Layout annotation records:
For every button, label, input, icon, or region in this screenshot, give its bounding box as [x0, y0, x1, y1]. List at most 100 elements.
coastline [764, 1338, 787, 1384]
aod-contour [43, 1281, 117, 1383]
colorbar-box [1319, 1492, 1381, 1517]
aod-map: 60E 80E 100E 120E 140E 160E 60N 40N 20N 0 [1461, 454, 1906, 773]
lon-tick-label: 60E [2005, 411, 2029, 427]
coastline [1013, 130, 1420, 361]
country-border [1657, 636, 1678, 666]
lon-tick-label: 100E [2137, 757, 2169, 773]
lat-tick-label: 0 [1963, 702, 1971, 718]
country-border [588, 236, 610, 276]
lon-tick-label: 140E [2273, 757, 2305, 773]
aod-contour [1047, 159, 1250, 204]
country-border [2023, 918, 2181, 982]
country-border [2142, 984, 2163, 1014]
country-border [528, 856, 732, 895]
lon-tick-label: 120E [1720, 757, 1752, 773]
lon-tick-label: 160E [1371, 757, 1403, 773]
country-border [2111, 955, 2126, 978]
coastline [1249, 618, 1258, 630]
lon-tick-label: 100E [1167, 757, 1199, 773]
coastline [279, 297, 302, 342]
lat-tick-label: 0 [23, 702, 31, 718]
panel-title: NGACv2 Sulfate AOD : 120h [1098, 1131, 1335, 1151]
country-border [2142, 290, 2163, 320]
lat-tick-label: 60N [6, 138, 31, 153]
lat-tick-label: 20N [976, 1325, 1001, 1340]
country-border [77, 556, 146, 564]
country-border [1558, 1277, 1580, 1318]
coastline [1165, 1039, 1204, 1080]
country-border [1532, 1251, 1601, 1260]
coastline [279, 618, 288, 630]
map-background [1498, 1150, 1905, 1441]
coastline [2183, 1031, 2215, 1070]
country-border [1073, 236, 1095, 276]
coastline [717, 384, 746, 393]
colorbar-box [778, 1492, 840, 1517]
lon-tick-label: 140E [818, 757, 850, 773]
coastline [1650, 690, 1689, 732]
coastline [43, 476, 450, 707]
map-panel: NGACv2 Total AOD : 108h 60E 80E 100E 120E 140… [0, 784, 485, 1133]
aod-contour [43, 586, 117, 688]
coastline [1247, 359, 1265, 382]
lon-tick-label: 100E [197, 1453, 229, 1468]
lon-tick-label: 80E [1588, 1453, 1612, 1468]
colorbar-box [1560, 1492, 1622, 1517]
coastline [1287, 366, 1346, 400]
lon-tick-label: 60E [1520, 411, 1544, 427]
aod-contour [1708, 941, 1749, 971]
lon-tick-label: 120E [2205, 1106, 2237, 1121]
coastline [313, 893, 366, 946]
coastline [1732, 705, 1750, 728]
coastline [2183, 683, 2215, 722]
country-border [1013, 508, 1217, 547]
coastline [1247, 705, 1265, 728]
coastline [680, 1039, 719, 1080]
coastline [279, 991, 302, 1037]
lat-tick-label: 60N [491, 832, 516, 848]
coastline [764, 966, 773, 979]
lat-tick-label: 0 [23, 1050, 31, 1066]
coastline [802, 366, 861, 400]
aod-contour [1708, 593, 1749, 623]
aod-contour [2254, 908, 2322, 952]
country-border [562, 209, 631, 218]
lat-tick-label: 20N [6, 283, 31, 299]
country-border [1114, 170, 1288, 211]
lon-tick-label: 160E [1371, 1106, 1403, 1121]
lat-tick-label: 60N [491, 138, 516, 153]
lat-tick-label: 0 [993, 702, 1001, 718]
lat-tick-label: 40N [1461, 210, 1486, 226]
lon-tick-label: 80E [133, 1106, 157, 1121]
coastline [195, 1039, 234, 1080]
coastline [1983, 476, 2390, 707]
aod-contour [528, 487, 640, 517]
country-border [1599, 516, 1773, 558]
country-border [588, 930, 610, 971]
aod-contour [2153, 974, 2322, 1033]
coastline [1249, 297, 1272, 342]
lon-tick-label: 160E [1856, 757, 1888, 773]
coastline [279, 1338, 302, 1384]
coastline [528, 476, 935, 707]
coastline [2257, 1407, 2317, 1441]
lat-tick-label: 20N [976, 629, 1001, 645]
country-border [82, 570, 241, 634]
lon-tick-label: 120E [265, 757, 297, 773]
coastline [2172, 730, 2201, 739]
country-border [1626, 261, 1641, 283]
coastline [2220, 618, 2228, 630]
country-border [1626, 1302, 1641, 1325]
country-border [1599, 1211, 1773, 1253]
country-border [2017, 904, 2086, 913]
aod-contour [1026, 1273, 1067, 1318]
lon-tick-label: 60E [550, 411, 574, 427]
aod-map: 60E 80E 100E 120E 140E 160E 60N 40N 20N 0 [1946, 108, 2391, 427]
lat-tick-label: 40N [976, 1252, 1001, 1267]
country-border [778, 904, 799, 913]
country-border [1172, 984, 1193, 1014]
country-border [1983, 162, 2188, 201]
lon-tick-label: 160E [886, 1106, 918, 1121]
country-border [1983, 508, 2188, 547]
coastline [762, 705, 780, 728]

— CHALLENGE —
Reproduce every line of the records above verbatim, without any change.

— TASK SOLUTION —
For every button, label, input, icon, or region in this screenshot, give its bounding box as [x0, y0, x1, y1]. List at most 100 elements.
coastline [764, 1338, 787, 1384]
aod-contour [43, 1281, 117, 1383]
colorbar-box [1319, 1492, 1381, 1517]
aod-map: 60E 80E 100E 120E 140E 160E 60N 40N 20N 0 [1461, 454, 1906, 773]
lon-tick-label: 60E [2005, 411, 2029, 427]
coastline [1013, 130, 1420, 361]
country-border [1657, 636, 1678, 666]
lon-tick-label: 100E [2137, 757, 2169, 773]
lat-tick-label: 0 [1963, 702, 1971, 718]
country-border [588, 236, 610, 276]
lon-tick-label: 140E [2273, 757, 2305, 773]
aod-contour [1047, 159, 1250, 204]
country-border [2023, 918, 2181, 982]
country-border [2142, 984, 2163, 1014]
country-border [528, 856, 732, 895]
lon-tick-label: 120E [1720, 757, 1752, 773]
lon-tick-label: 160E [1371, 757, 1403, 773]
country-border [2111, 955, 2126, 978]
coastline [1249, 618, 1258, 630]
lon-tick-label: 100E [1167, 757, 1199, 773]
coastline [279, 297, 302, 342]
lat-tick-label: 0 [23, 702, 31, 718]
panel-title: NGACv2 Sulfate AOD : 120h [1098, 1131, 1335, 1151]
country-border [2142, 290, 2163, 320]
lat-tick-label: 60N [6, 138, 31, 153]
lat-tick-label: 20N [976, 1325, 1001, 1340]
country-border [77, 556, 146, 564]
country-border [1558, 1277, 1580, 1318]
coastline [1165, 1039, 1204, 1080]
country-border [1532, 1251, 1601, 1260]
coastline [279, 618, 288, 630]
map-background [1498, 1150, 1905, 1441]
coastline [2183, 1031, 2215, 1070]
country-border [1073, 236, 1095, 276]
coastline [717, 384, 746, 393]
colorbar-box [778, 1492, 840, 1517]
lon-tick-label: 140E [818, 757, 850, 773]
coastline [1650, 690, 1689, 732]
coastline [43, 476, 450, 707]
map-panel: NGACv2 Total AOD : 108h 60E 80E 100E 120E 140… [0, 784, 485, 1133]
aod-contour [43, 586, 117, 688]
coastline [1247, 359, 1265, 382]
lon-tick-label: 100E [197, 1453, 229, 1468]
lon-tick-label: 80E [1588, 1453, 1612, 1468]
colorbar-box [1560, 1492, 1622, 1517]
coastline [1287, 366, 1346, 400]
lon-tick-label: 60E [1520, 411, 1544, 427]
aod-contour [1708, 941, 1749, 971]
lon-tick-label: 120E [2205, 1106, 2237, 1121]
coastline [313, 893, 366, 946]
coastline [1732, 705, 1750, 728]
coastline [2183, 683, 2215, 722]
country-border [1013, 508, 1217, 547]
coastline [1247, 705, 1265, 728]
coastline [680, 1039, 719, 1080]
coastline [279, 991, 302, 1037]
lat-tick-label: 60N [491, 832, 516, 848]
coastline [764, 966, 773, 979]
lat-tick-label: 0 [23, 1050, 31, 1066]
coastline [802, 366, 861, 400]
aod-contour [1708, 593, 1749, 623]
aod-contour [2254, 908, 2322, 952]
country-border [562, 209, 631, 218]
lat-tick-label: 20N [6, 283, 31, 299]
country-border [1114, 170, 1288, 211]
lon-tick-label: 160E [1371, 1106, 1403, 1121]
lat-tick-label: 60N [491, 138, 516, 153]
lat-tick-label: 0 [993, 702, 1001, 718]
lat-tick-label: 40N [1461, 210, 1486, 226]
lon-tick-label: 80E [133, 1106, 157, 1121]
coastline [195, 1039, 234, 1080]
coastline [1983, 476, 2390, 707]
aod-contour [528, 487, 640, 517]
country-border [1599, 516, 1773, 558]
country-border [588, 930, 610, 971]
aod-contour [2153, 974, 2322, 1033]
coastline [1249, 297, 1272, 342]
lon-tick-label: 160E [1856, 757, 1888, 773]
coastline [279, 1338, 302, 1384]
coastline [528, 476, 935, 707]
coastline [2257, 1407, 2317, 1441]
lat-tick-label: 20N [976, 629, 1001, 645]
country-border [82, 570, 241, 634]
lon-tick-label: 120E [265, 757, 297, 773]
coastline [2172, 730, 2201, 739]
country-border [1626, 261, 1641, 283]
coastline [2220, 618, 2228, 630]
country-border [1626, 1302, 1641, 1325]
country-border [1599, 1211, 1773, 1253]
country-border [2017, 904, 2086, 913]
aod-contour [1026, 1273, 1067, 1318]
lon-tick-label: 60E [550, 411, 574, 427]
aod-map: 60E 80E 100E 120E 140E 160E 60N 40N 20N 0 [1946, 108, 2391, 427]
lat-tick-label: 40N [976, 1252, 1001, 1267]
country-border [778, 904, 799, 913]
country-border [1172, 984, 1193, 1014]
country-border [1983, 162, 2188, 201]
lon-tick-label: 160E [886, 1106, 918, 1121]
country-border [1983, 508, 2188, 547]
coastline [762, 705, 780, 728]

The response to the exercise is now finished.